(Entries provided)

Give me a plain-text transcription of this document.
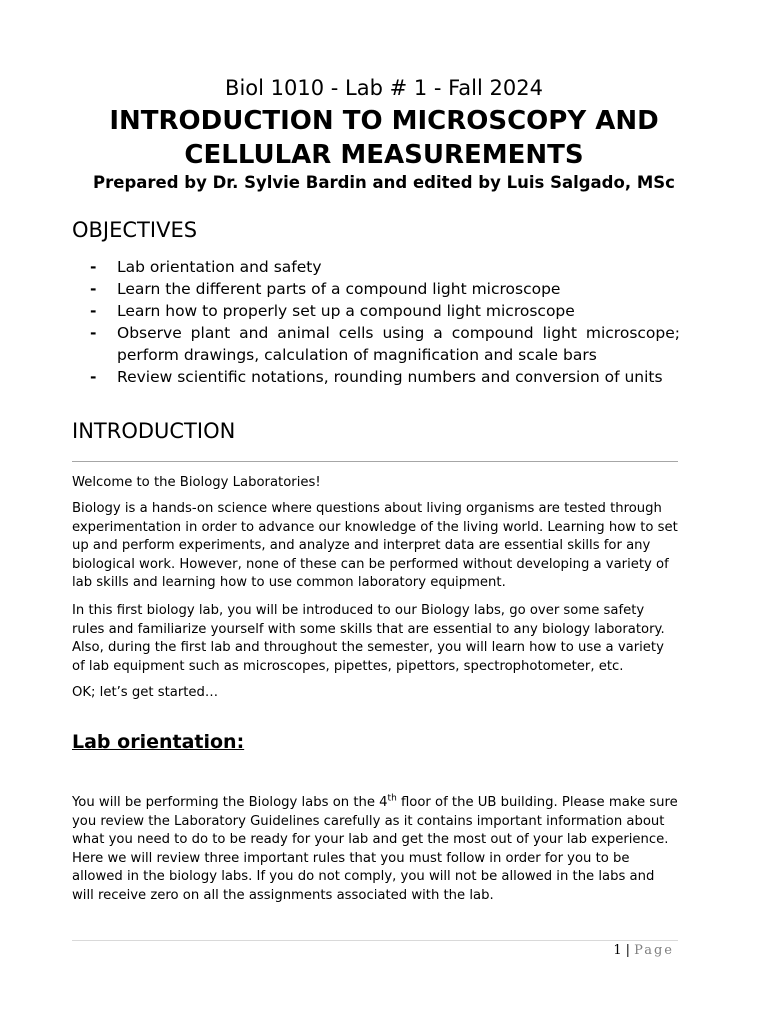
Biol 1010 - Lab # 1 - Fall 2024
INTRODUCTION TO MICROSCOPY AND
CELLULAR MEASUREMENTS
Prepared by Dr. Sylvie Bardin and edited by Luis Salgado, MSc
OBJECTIVES
- Lab orientation and safety
- Learn the different parts of a compound light microscope
- Learn how to properly set up a compound light microscope
- Observe plant and animal cells using a compound light microscope; perform drawings, calculation of magnification and scale bars
- Review scientific notations, rounding numbers and conversion of units
INTRODUCTION

Welcome to the Biology Laboratories!

Biology is a hands-on science where questions about living organisms are tested through experimentation in order to advance our knowledge of the living world. Learning how to set up and perform experiments, and analyze and interpret data are essential skills for any biological work. However, none of these can be performed without developing a variety of lab skills and learning how to use common laboratory equipment.

In this first biology lab, you will be introduced to our Biology labs, go over some safety rules and familiarize yourself with some skills that are essential to any biology laboratory. Also, during the first lab and throughout the semester, you will learn how to use a variety of lab equipment such as microscopes, pipettes, pipettors, spectrophotometer, etc.

OK; let’s get started…

Lab orientation:

You will be performing the Biology labs on the 4th floor of the UB building. Please make sure you review the Laboratory Guidelines carefully as it contains important information about what you need to do to be ready for your lab and get the most out of your lab experience. Here we will review three important rules that you must follow in order for you to be allowed in the biology labs. If you do not comply, you will not be allowed in the labs and will receive zero on all the assignments associated with the lab.

1 | Page
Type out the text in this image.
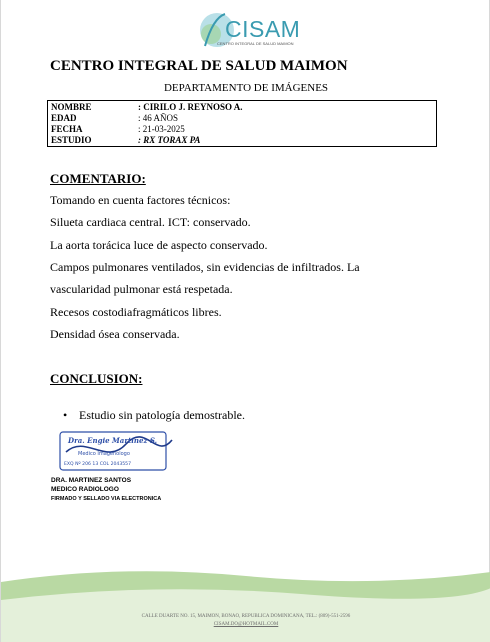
CISAM
CENTRO INTEGRAL DE SALUD MAIMON
CENTRO INTEGRAL DE SALUD MAIMON
DEPARTAMENTO DE IMÁGENES
NOMBRE	: CIRILO J. REYNOSO A.
EDAD	: 46 AÑOS
FECHA	: 21-03-2025
ESTUDIO	: RX TORAX PA
COMENTARIO:
Tomando en cuenta factores técnicos:
Silueta cardiaca central. ICT: conservado.
La aorta torácica luce de aspecto conservado.
Campos pulmonares ventilados, sin evidencias de infiltrados. La
vascularidad pulmonar está respetada.
Recesos costodiafragmáticos libres.
Densidad ósea conservada.
CONCLUSION:
• Estudio sin patología demostrable.
Dra. Engie Martinez S.
Medico Imagenologo
EXQ Nº 206 13 COL 2043557
DRA. MARTINEZ SANTOS
MEDICO RADIOLOGO
FIRMADO Y SELLADO VIA ELECTRONICA
CALLE DUARTE NO. 15, MAIMON, BONAO, REPUBLICA DOMINICANA, TEL.: (809)-551-2596
CISAM.DO@HOTMAIL.COM
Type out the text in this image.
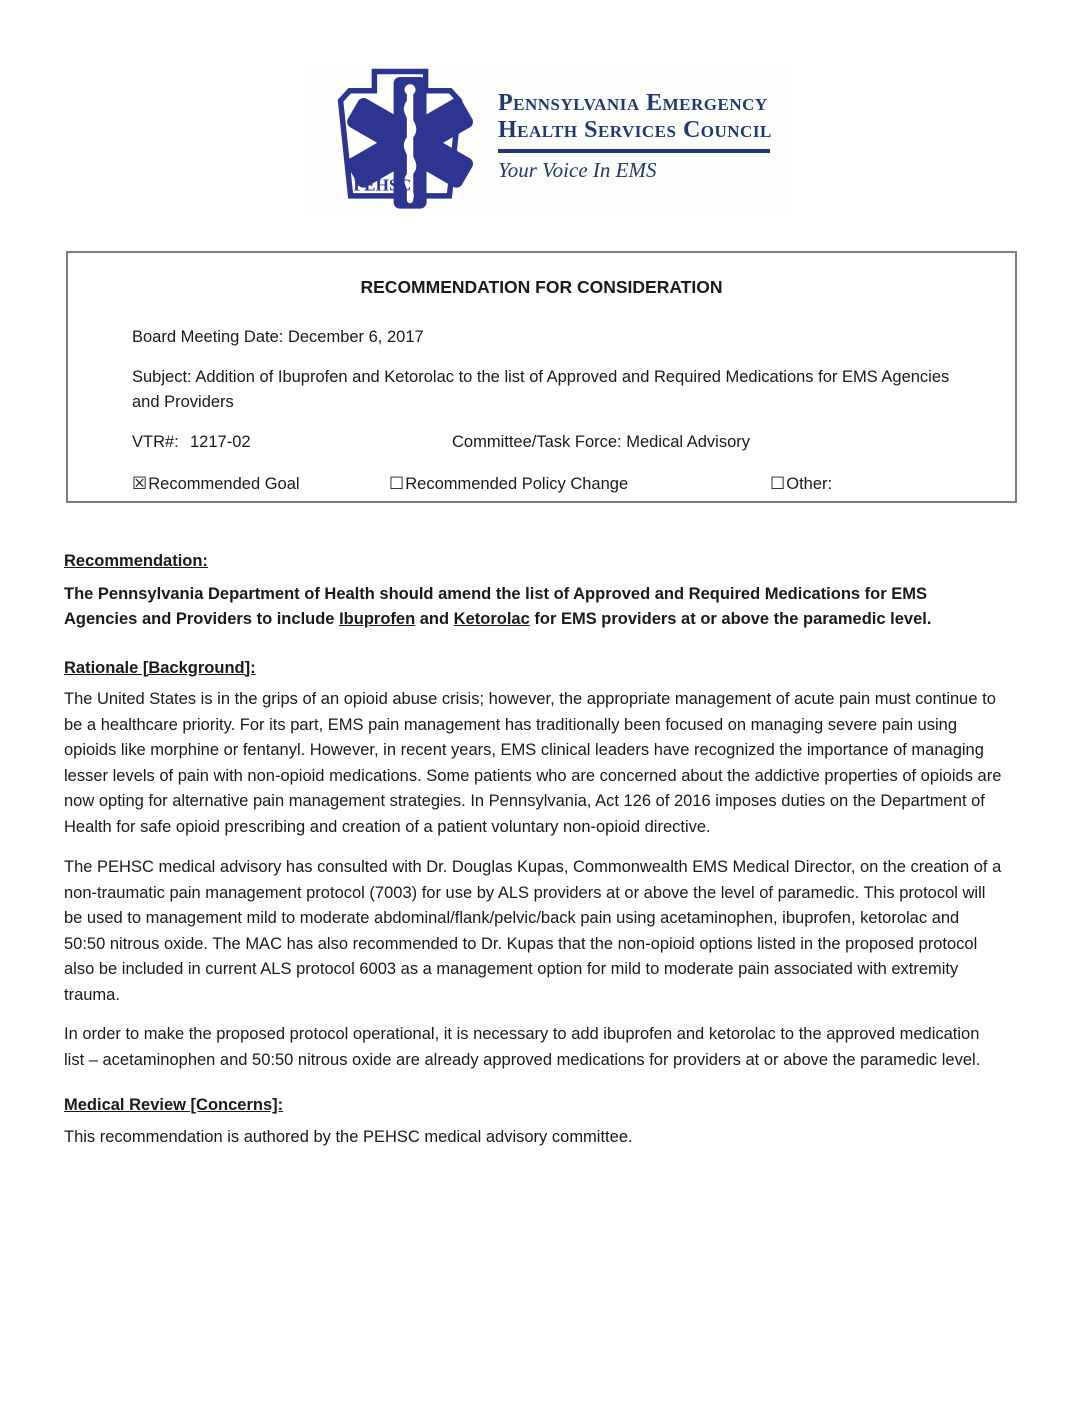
PEHSC
Pennsylvania Emergency
Health Services Council
Your Voice In EMS
RECOMMENDATION FOR CONSIDERATION
Board Meeting Date: December 6, 2017
Subject: Addition of Ibuprofen and Ketorolac to the list of Approved and Required Medications for EMS Agencies and Providers
VTR#: 1217-02	Committee/Task Force: Medical Advisory
☒Recommended Goal	☐Recommended Policy Change	☐Other:
Recommendation:
The Pennsylvania Department of Health should amend the list of Approved and Required Medications for EMS Agencies and Providers to include Ibuprofen and Ketorolac for EMS providers at or above the paramedic level.
Rationale [Background]:
The United States is in the grips of an opioid abuse crisis; however, the appropriate management of acute pain must continue to be a healthcare priority. For its part, EMS pain management has traditionally been focused on managing severe pain using opioids like morphine or fentanyl. However, in recent years, EMS clinical leaders have recognized the importance of managing lesser levels of pain with non-opioid medications. Some patients who are concerned about the addictive properties of opioids are now opting for alternative pain management strategies. In Pennsylvania, Act 126 of 2016 imposes duties on the Department of Health for safe opioid prescribing and creation of a patient voluntary non-opioid directive.
The PEHSC medical advisory has consulted with Dr. Douglas Kupas, Commonwealth EMS Medical Director, on the creation of a non-traumatic pain management protocol (7003) for use by ALS providers at or above the level of paramedic. This protocol will be used to management mild to moderate abdominal/flank/pelvic/back pain using acetaminophen, ibuprofen, ketorolac and 50:50 nitrous oxide. The MAC has also recommended to Dr. Kupas that the non-opioid options listed in the proposed protocol also be included in current ALS protocol 6003 as a management option for mild to moderate pain associated with extremity trauma.
In order to make the proposed protocol operational, it is necessary to add ibuprofen and ketorolac to the approved medication list – acetaminophen and 50:50 nitrous oxide are already approved medications for providers at or above the paramedic level.
Medical Review [Concerns]:
This recommendation is authored by the PEHSC medical advisory committee.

(End Entries provided)

Task objective>
Please print the records above word for word, leaving every image out.

Solution for this task>
Give me a plain-text transcription of this document.
Biol 1010 - Lab # 1 - Fall 2024
INTRODUCTION TO MICROSCOPY AND
CELLULAR MEASUREMENTS
Prepared by Dr. Sylvie Bardin and edited by Luis Salgado, MSc
OBJECTIVES
- Lab orientation and safety
- Learn the different parts of a compound light microscope
- Learn how to properly set up a compound light microscope
- Observe plant and animal cells using a compound light microscope; perform drawings, calculation of magnification and scale bars
- Review scientific notations, rounding numbers and conversion of units
INTRODUCTION

Welcome to the Biology Laboratories!

Biology is a hands-on science where questions about living organisms are tested through experimentation in order to advance our knowledge of the living world. Learning how to set up and perform experiments, and analyze and interpret data are essential skills for any biological work. However, none of these can be performed without developing a variety of lab skills and learning how to use common laboratory equipment.

In this first biology lab, you will be introduced to our Biology labs, go over some safety rules and familiarize yourself with some skills that are essential to any biology laboratory. Also, during the first lab and throughout the semester, you will learn how to use a variety of lab equipment such as microscopes, pipettes, pipettors, spectrophotometer, etc.

OK; let’s get started…

Lab orientation:

You will be performing the Biology labs on the 4th floor of the UB building. Please make sure you review the Laboratory Guidelines carefully as it contains important information about what you need to do to be ready for your lab and get the most out of your lab experience. Here we will review three important rules that you must follow in order for you to be allowed in the biology labs. If you do not comply, you will not be allowed in the labs and will receive zero on all the assignments associated with the lab.

1 | Page
Type out the text in this image.
CISAM
CENTRO INTEGRAL DE SALUD MAIMON
CENTRO INTEGRAL DE SALUD MAIMON
DEPARTAMENTO DE IMÁGENES
NOMBRE	: CIRILO J. REYNOSO A.
EDAD	: 46 AÑOS
FECHA	: 21-03-2025
ESTUDIO	: RX TORAX PA
COMENTARIO:
Tomando en cuenta factores técnicos:
Silueta cardiaca central. ICT: conservado.
La aorta torácica luce de aspecto conservado.
Campos pulmonares ventilados, sin evidencias de infiltrados. La
vascularidad pulmonar está respetada.
Recesos costodiafragmáticos libres.
Densidad ósea conservada.
CONCLUSION:
• Estudio sin patología demostrable.
Dra. Engie Martinez S.
Medico Imagenologo
EXQ Nº 206 13 COL 2043557
DRA. MARTINEZ SANTOS
MEDICO RADIOLOGO
FIRMADO Y SELLADO VIA ELECTRONICA
CALLE DUARTE NO. 15, MAIMON, BONAO, REPUBLICA DOMINICANA, TEL.: (809)-551-2596
CISAM.DO@HOTMAIL.COM
Type out the text in this image.
PEHSC
Pennsylvania Emergency
Health Services Council
Your Voice In EMS
RECOMMENDATION FOR CONSIDERATION
Board Meeting Date: December 6, 2017
Subject: Addition of Ibuprofen and Ketorolac to the list of Approved and Required Medications for EMS Agencies and Providers
VTR#: 1217-02	Committee/Task Force: Medical Advisory
☒Recommended Goal	☐Recommended Policy Change	☐Other:
Recommendation:
The Pennsylvania Department of Health should amend the list of Approved and Required Medications for EMS Agencies and Providers to include Ibuprofen and Ketorolac for EMS providers at or above the paramedic level.
Rationale [Background]:
The United States is in the grips of an opioid abuse crisis; however, the appropriate management of acute pain must continue to be a healthcare priority. For its part, EMS pain management has traditionally been focused on managing severe pain using opioids like morphine or fentanyl. However, in recent years, EMS clinical leaders have recognized the importance of managing lesser levels of pain with non-opioid medications. Some patients who are concerned about the addictive properties of opioids are now opting for alternative pain management strategies. In Pennsylvania, Act 126 of 2016 imposes duties on the Department of Health for safe opioid prescribing and creation of a patient voluntary non-opioid directive.
The PEHSC medical advisory has consulted with Dr. Douglas Kupas, Commonwealth EMS Medical Director, on the creation of a non-traumatic pain management protocol (7003) for use by ALS providers at or above the level of paramedic. This protocol will be used to management mild to moderate abdominal/flank/pelvic/back pain using acetaminophen, ibuprofen, ketorolac and 50:50 nitrous oxide. The MAC has also recommended to Dr. Kupas that the non-opioid options listed in the proposed protocol also be included in current ALS protocol 6003 as a management option for mild to moderate pain associated with extremity trauma.
In order to make the proposed protocol operational, it is necessary to add ibuprofen and ketorolac to the approved medication list – acetaminophen and 50:50 nitrous oxide are already approved medications for providers at or above the paramedic level.
Medical Review [Concerns]:
This recommendation is authored by the PEHSC medical advisory committee.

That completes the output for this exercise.